* Given task: Each record must be reproduced exactly as it is shown.

(Records that describe figures)
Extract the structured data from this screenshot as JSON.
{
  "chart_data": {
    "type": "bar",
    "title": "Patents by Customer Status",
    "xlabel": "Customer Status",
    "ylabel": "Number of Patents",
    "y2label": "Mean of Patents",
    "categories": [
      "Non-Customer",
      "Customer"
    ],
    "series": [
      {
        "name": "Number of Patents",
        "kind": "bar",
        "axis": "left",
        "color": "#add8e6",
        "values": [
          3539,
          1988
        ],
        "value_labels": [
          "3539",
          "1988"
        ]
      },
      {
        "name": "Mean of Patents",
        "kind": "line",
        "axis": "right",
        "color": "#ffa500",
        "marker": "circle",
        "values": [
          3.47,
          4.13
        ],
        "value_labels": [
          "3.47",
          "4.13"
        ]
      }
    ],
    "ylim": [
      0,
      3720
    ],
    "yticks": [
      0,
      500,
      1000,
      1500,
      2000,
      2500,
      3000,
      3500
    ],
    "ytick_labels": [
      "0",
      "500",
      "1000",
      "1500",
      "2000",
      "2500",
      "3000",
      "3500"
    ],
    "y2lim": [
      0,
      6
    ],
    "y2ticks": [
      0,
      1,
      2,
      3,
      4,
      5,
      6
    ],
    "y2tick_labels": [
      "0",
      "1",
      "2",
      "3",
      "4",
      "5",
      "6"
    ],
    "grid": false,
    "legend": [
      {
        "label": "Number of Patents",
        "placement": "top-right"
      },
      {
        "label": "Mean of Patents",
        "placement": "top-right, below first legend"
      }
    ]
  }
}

* Task output:
Extract the structured data from this screenshot as JSON.
{
  "chart_data": {
    "type": "bar",
    "title": "Patents by Customer Status",
    "xlabel": "Customer Status",
    "ylabel": "Number of Patents",
    "y2label": "Mean of Patents",
    "categories": [
      "Non-Customer",
      "Customer"
    ],
    "series": [
      {
        "name": "Number of Patents",
        "kind": "bar",
        "axis": "left",
        "color": "#add8e6",
        "values": [
          3539,
          1988
        ],
        "value_labels": [
          "3539",
          "1988"
        ]
      },
      {
        "name": "Mean of Patents",
        "kind": "line",
        "axis": "right",
        "color": "#ffa500",
        "marker": "circle",
        "values": [
          3.47,
          4.13
        ],
        "value_labels": [
          "3.47",
          "4.13"
        ]
      }
    ],
    "ylim": [
      0,
      3720
    ],
    "yticks": [
      0,
      500,
      1000,
      1500,
      2000,
      2500,
      3000,
      3500
    ],
    "ytick_labels": [
      "0",
      "500",
      "1000",
      "1500",
      "2000",
      "2500",
      "3000",
      "3500"
    ],
    "y2lim": [
      0,
      6
    ],
    "y2ticks": [
      0,
      1,
      2,
      3,
      4,
      5,
      6
    ],
    "y2tick_labels": [
      "0",
      "1",
      "2",
      "3",
      "4",
      "5",
      "6"
    ],
    "grid": false,
    "legend": [
      {
        "label": "Number of Patents",
        "placement": "top-right"
      },
      {
        "label": "Mean of Patents",
        "placement": "top-right, below first legend"
      }
    ]
  }
}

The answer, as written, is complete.